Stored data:
□ □ □ □ □ □ □

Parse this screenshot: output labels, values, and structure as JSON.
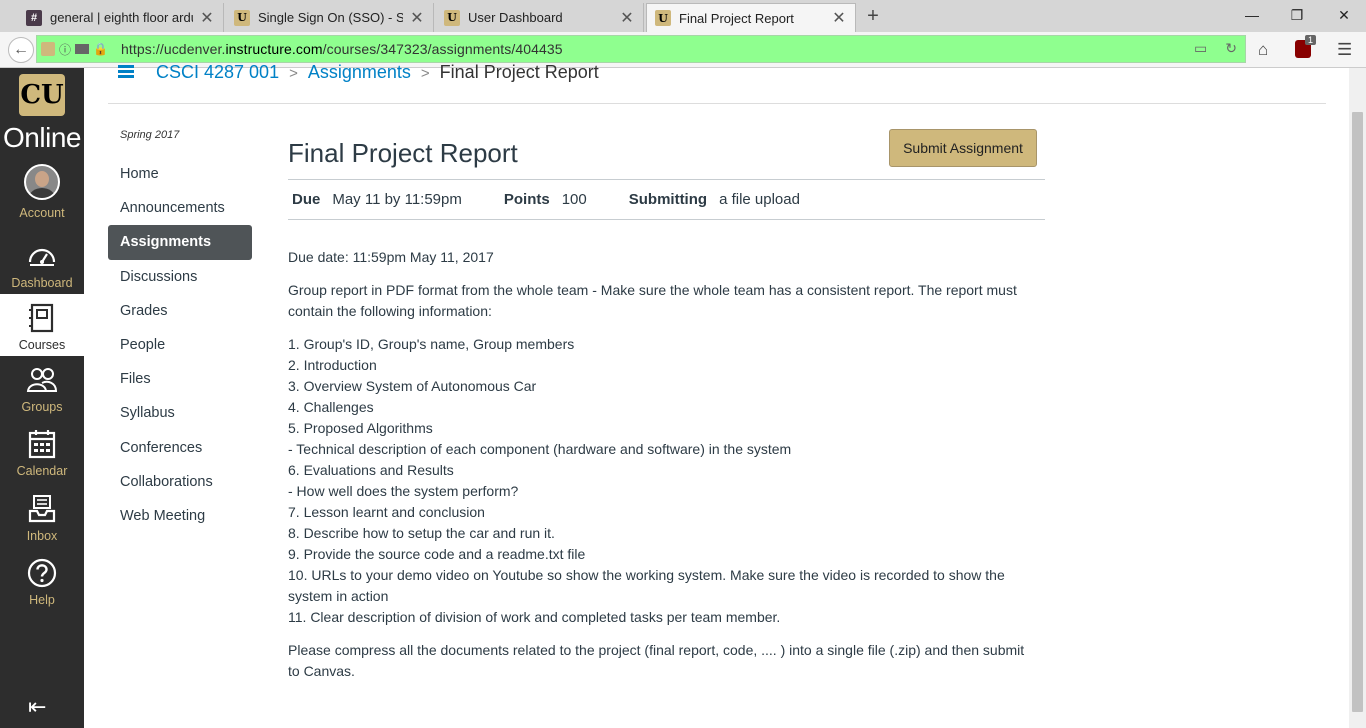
{
  "browser": {
    "tabs": [
      {
        "title": "general | eighth floor arduin",
        "favicon": "slack-icon"
      },
      {
        "title": "Single Sign On (SSO) - Servic",
        "favicon": "cu-icon"
      },
      {
        "title": "User Dashboard",
        "favicon": "cu-icon"
      },
      {
        "title": "Final Project Report",
        "favicon": "cu-icon"
      }
    ],
    "url_prefix": "https://ucdenver.",
    "url_domain": "instructure.com",
    "url_path": "/courses/347323/assignments/404435",
    "ublock_count": "1"
  },
  "global_nav": {
    "logo_text": "Online",
    "items": [
      {
        "label": "Account",
        "icon": "avatar"
      },
      {
        "label": "Dashboard",
        "icon": "dashboard-icon"
      },
      {
        "label": "Courses",
        "icon": "courses-icon"
      },
      {
        "label": "Groups",
        "icon": "groups-icon"
      },
      {
        "label": "Calendar",
        "icon": "calendar-icon"
      },
      {
        "label": "Inbox",
        "icon": "inbox-icon"
      },
      {
        "label": "Help",
        "icon": "help-icon"
      }
    ]
  },
  "breadcrumb": {
    "course": "CSCI 4287 001",
    "section": "Assignments",
    "current": "Final Project Report"
  },
  "course_nav": {
    "term": "Spring 2017",
    "items": [
      "Home",
      "Announcements",
      "Assignments",
      "Discussions",
      "Grades",
      "People",
      "Files",
      "Syllabus",
      "Conferences",
      "Collaborations",
      "Web Meeting"
    ],
    "active": "Assignments"
  },
  "assignment": {
    "title": "Final Project Report",
    "submit_label": "Submit Assignment",
    "due_label": "Due",
    "due_value": "May 11 by 11:59pm",
    "points_label": "Points",
    "points_value": "100",
    "submitting_label": "Submitting",
    "submitting_value": "a file upload",
    "due_date_line": "Due date: 11:59pm May 11, 2017",
    "intro": "Group report in PDF format from the whole team - Make sure the whole team has a consistent report. The report must contain the following information:",
    "list": [
      "1. Group's ID, Group's name, Group members",
      "2. Introduction",
      "3. Overview System of Autonomous Car",
      "4. Challenges",
      "5. Proposed Algorithms",
      "- Technical description of each component (hardware and software) in the system",
      "6. Evaluations and Results",
      "- How well does the system perform?",
      "7. Lesson learnt and conclusion",
      "8. Describe how to setup the car and run it.",
      "9. Provide the source code and a readme.txt file",
      "10. URLs to your demo video on Youtube so show the working system. Make sure the video is recorded to show the system in action",
      "11. Clear description of division of work and completed tasks per team member."
    ],
    "closing": "Please compress all the documents related to the project (final report, code, .... ) into a single file (.zip) and then submit to Canvas."
  },
  "colors": {
    "brand_gold": "#cfb87c",
    "nav_dark": "#2d2d2d",
    "link_blue": "#0081c6",
    "url_green": "#8fff8f"
  }
}
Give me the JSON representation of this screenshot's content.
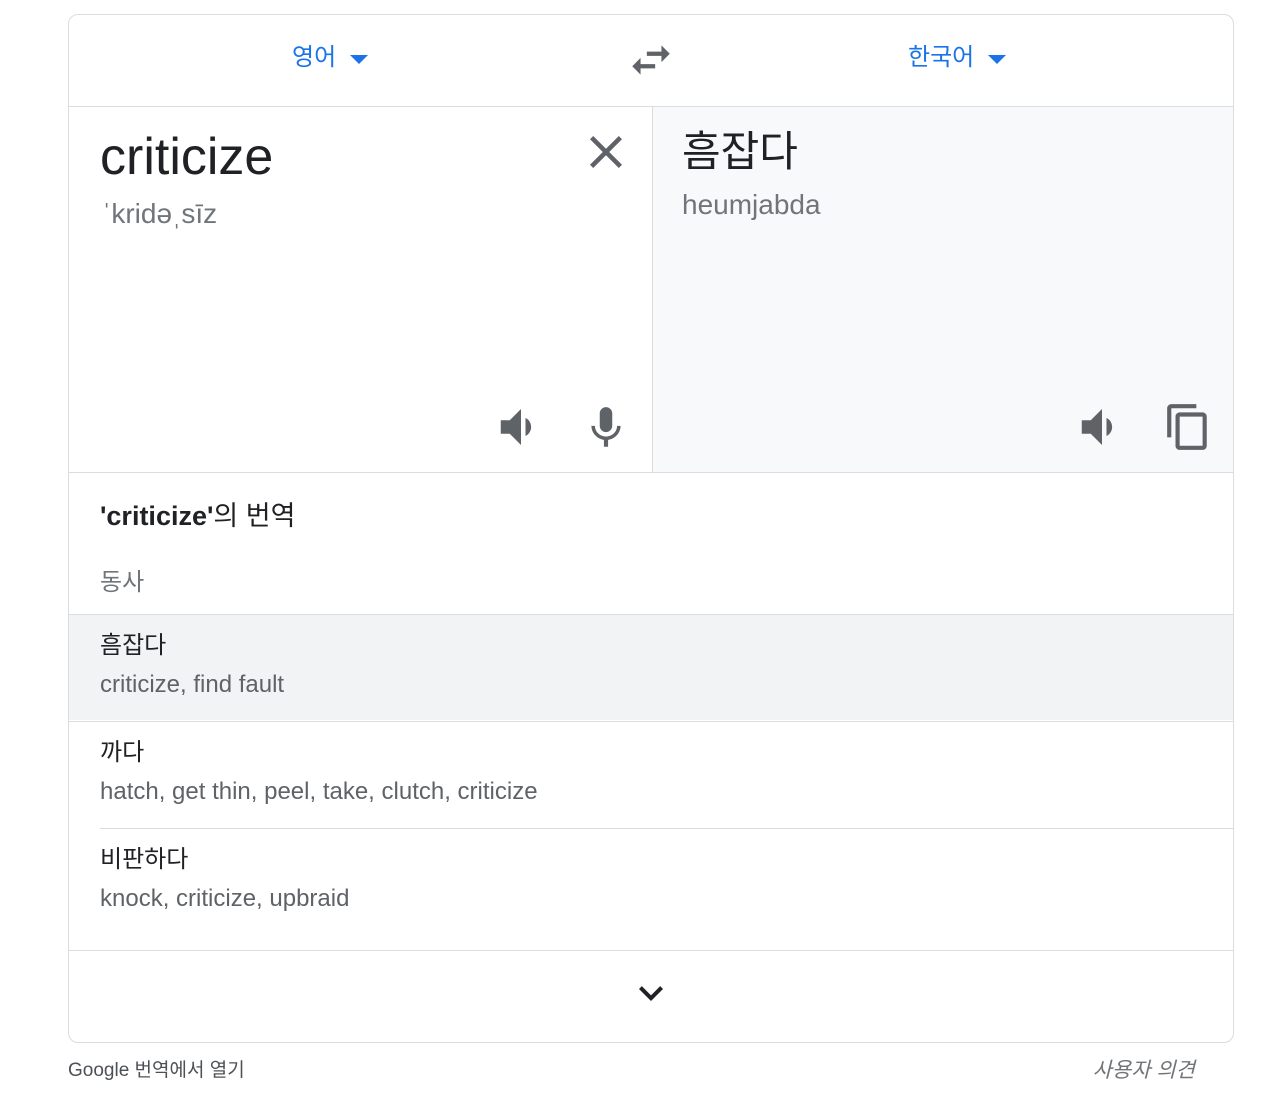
{
  "header": {
    "source_language": "영어",
    "target_language": "한국어"
  },
  "source": {
    "text": "criticize",
    "phonetic": "ˈkridəˌsīz"
  },
  "target": {
    "text": "흠잡다",
    "romanization": "heumjabda"
  },
  "dictionary": {
    "title_word": "'criticize'",
    "title_suffix": "의 번역",
    "part_of_speech": "동사",
    "entries": [
      {
        "word": "흠잡다",
        "synonyms": "criticize, find fault"
      },
      {
        "word": "까다",
        "synonyms": "hatch, get thin, peel, take, clutch, criticize"
      },
      {
        "word": "비판하다",
        "synonyms": "knock, criticize, upbraid"
      }
    ]
  },
  "footer": {
    "open_in_translate": "Google 번역에서 열기",
    "feedback": "사용자 의견"
  },
  "icons": {
    "language_dropdown": "arrow-drop-down-icon",
    "swap": "swap-horiz-icon",
    "clear": "close-icon",
    "listen": "volume-icon",
    "voice_input": "mic-icon",
    "copy": "copy-icon",
    "expand": "chevron-down-icon"
  },
  "colors": {
    "accent": "#1a73e8",
    "icon": "#5f6368",
    "text": "#202124",
    "secondary_text": "#70757a",
    "border": "#dadce0",
    "target_pane_bg": "#f8f9fa",
    "row_highlight_bg": "#f1f3f4",
    "footer_text": "#4d5156"
  }
}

□ □ □ □ □ □ □

Stated task> Report how many lines contain "this". Give nothing but the number.

Full response> 2